→ **Directions for this task**: Find each line with the string "JSON" and report it.

→ **Data rows**:
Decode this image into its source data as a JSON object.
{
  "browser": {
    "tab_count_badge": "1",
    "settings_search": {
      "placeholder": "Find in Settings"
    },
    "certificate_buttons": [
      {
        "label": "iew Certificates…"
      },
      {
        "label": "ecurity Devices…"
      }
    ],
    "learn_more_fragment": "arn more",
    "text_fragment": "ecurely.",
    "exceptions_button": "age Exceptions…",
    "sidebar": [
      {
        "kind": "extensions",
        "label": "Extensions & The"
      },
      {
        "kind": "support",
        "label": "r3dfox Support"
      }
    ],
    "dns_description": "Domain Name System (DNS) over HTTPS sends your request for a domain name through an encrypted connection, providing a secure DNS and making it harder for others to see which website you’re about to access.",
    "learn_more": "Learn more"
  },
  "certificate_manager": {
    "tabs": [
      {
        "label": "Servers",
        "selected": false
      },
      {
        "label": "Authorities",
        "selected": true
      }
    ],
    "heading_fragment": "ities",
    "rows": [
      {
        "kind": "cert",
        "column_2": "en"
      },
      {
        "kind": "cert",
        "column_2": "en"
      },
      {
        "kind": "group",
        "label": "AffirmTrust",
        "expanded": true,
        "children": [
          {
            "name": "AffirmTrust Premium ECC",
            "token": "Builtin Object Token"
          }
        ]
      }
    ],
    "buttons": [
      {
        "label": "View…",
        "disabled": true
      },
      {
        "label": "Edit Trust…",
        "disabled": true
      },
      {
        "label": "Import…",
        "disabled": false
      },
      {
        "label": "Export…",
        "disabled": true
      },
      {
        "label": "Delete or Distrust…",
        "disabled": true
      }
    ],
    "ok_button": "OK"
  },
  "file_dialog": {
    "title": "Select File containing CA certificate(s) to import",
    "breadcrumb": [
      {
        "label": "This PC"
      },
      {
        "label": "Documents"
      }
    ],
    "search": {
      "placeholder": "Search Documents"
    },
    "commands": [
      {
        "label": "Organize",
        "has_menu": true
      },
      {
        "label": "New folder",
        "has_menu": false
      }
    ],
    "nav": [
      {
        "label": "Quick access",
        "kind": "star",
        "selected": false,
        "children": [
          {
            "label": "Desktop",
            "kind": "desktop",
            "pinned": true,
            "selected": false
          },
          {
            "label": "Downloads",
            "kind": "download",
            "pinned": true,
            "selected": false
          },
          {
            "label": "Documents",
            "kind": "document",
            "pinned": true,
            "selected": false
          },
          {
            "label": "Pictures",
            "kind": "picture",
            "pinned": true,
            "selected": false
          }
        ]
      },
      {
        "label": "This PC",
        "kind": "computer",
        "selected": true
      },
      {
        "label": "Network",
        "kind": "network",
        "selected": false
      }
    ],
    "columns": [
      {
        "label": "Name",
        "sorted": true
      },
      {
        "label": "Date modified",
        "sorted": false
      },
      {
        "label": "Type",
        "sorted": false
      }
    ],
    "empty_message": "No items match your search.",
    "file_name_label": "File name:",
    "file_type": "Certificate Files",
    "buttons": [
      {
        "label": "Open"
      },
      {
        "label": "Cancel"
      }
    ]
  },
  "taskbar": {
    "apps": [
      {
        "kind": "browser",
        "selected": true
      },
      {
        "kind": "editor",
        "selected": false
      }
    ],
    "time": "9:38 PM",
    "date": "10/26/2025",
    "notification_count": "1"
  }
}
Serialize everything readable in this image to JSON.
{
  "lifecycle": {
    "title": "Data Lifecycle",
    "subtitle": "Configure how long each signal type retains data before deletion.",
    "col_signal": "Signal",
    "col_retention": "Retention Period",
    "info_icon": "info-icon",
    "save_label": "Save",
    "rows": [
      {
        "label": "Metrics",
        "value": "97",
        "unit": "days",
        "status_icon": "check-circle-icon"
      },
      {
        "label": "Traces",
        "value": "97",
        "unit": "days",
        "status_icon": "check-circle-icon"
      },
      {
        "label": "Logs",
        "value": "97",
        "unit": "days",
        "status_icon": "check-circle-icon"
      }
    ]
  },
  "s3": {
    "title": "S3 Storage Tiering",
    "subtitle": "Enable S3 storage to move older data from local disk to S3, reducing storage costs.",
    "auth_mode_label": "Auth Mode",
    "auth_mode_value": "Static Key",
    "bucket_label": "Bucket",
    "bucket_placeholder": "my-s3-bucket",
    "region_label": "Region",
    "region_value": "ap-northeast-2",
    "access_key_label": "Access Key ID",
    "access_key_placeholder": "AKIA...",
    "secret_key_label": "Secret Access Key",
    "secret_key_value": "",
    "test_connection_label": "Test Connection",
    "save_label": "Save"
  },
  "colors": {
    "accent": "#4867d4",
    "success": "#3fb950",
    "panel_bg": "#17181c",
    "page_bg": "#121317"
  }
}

→ **Exercise output**:
Decode this image into its source data as a JSON object.
Serialize everything readable in this image to JSON.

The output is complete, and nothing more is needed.